■ **SUPPLIED INFORMATION**:

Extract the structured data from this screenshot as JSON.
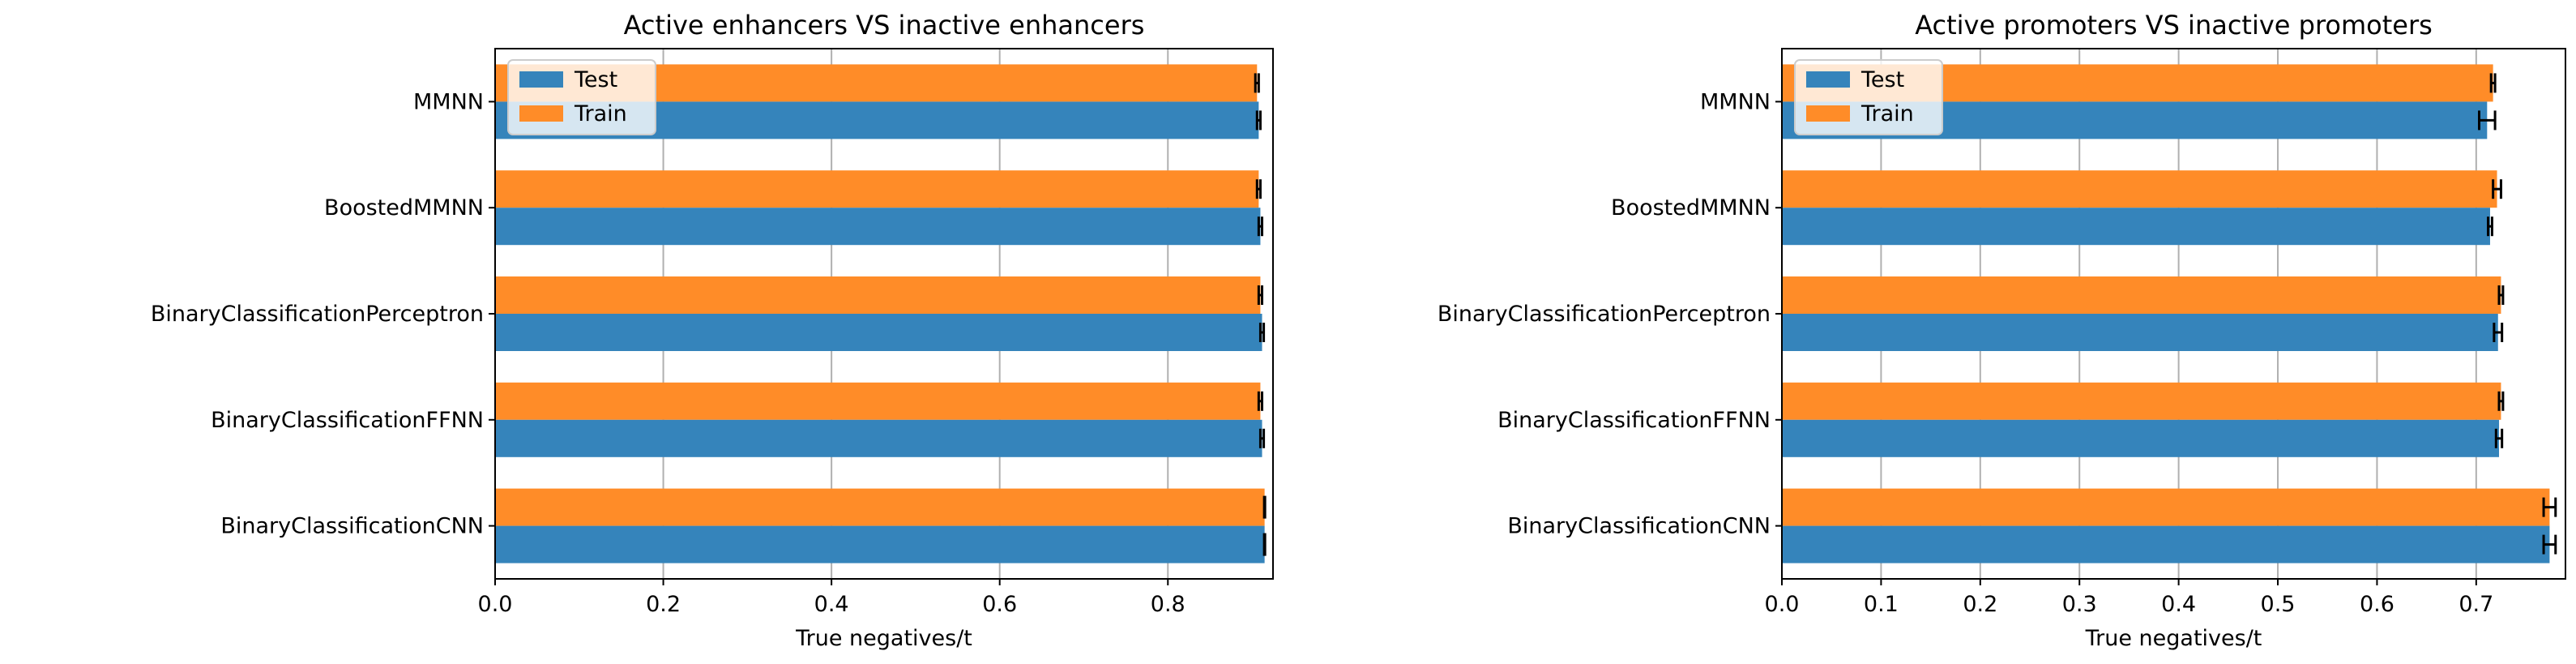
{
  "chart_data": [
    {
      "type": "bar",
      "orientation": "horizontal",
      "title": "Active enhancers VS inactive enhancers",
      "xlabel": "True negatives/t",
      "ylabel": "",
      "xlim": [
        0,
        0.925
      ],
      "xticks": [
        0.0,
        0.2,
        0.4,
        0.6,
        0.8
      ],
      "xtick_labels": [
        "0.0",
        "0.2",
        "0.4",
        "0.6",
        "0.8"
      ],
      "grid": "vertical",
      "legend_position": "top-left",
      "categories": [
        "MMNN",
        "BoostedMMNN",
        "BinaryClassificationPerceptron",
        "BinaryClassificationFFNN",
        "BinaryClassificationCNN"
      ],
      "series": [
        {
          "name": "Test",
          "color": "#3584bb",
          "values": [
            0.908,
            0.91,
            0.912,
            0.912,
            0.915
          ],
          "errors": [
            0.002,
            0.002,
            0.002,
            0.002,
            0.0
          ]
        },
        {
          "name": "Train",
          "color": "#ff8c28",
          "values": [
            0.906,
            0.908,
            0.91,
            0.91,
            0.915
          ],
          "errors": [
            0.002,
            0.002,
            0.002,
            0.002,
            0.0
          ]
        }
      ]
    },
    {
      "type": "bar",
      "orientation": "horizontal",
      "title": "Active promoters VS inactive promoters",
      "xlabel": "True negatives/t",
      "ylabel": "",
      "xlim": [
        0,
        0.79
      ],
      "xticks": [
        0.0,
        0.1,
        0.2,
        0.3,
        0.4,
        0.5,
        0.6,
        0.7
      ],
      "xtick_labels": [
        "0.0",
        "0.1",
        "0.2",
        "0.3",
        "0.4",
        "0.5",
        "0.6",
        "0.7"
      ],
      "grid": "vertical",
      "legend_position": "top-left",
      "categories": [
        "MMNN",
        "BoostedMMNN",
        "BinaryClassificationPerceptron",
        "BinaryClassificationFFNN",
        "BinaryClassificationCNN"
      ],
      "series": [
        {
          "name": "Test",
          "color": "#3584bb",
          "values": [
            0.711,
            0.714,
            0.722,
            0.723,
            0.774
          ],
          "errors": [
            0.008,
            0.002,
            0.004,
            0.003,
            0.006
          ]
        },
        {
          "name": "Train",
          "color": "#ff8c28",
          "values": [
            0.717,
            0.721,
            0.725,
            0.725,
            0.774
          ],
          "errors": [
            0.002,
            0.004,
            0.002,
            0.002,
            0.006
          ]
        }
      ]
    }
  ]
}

■ **TASK DESCRIPTION**: Quote each record exactly as it stands, minus the pictures.

■ **FULL OUTPUT**:
Extract the structured data from this screenshot as JSON.
{
  "chart_data": [
    {
      "type": "bar",
      "orientation": "horizontal",
      "title": "Active enhancers VS inactive enhancers",
      "xlabel": "True negatives/t",
      "ylabel": "",
      "xlim": [
        0,
        0.925
      ],
      "xticks": [
        0.0,
        0.2,
        0.4,
        0.6,
        0.8
      ],
      "xtick_labels": [
        "0.0",
        "0.2",
        "0.4",
        "0.6",
        "0.8"
      ],
      "grid": "vertical",
      "legend_position": "top-left",
      "categories": [
        "MMNN",
        "BoostedMMNN",
        "BinaryClassificationPerceptron",
        "BinaryClassificationFFNN",
        "BinaryClassificationCNN"
      ],
      "series": [
        {
          "name": "Test",
          "color": "#3584bb",
          "values": [
            0.908,
            0.91,
            0.912,
            0.912,
            0.915
          ],
          "errors": [
            0.002,
            0.002,
            0.002,
            0.002,
            0.0
          ]
        },
        {
          "name": "Train",
          "color": "#ff8c28",
          "values": [
            0.906,
            0.908,
            0.91,
            0.91,
            0.915
          ],
          "errors": [
            0.002,
            0.002,
            0.002,
            0.002,
            0.0
          ]
        }
      ]
    },
    {
      "type": "bar",
      "orientation": "horizontal",
      "title": "Active promoters VS inactive promoters",
      "xlabel": "True negatives/t",
      "ylabel": "",
      "xlim": [
        0,
        0.79
      ],
      "xticks": [
        0.0,
        0.1,
        0.2,
        0.3,
        0.4,
        0.5,
        0.6,
        0.7
      ],
      "xtick_labels": [
        "0.0",
        "0.1",
        "0.2",
        "0.3",
        "0.4",
        "0.5",
        "0.6",
        "0.7"
      ],
      "grid": "vertical",
      "legend_position": "top-left",
      "categories": [
        "MMNN",
        "BoostedMMNN",
        "BinaryClassificationPerceptron",
        "BinaryClassificationFFNN",
        "BinaryClassificationCNN"
      ],
      "series": [
        {
          "name": "Test",
          "color": "#3584bb",
          "values": [
            0.711,
            0.714,
            0.722,
            0.723,
            0.774
          ],
          "errors": [
            0.008,
            0.002,
            0.004,
            0.003,
            0.006
          ]
        },
        {
          "name": "Train",
          "color": "#ff8c28",
          "values": [
            0.717,
            0.721,
            0.725,
            0.725,
            0.774
          ],
          "errors": [
            0.002,
            0.004,
            0.002,
            0.002,
            0.006
          ]
        }
      ]
    }
  ]
}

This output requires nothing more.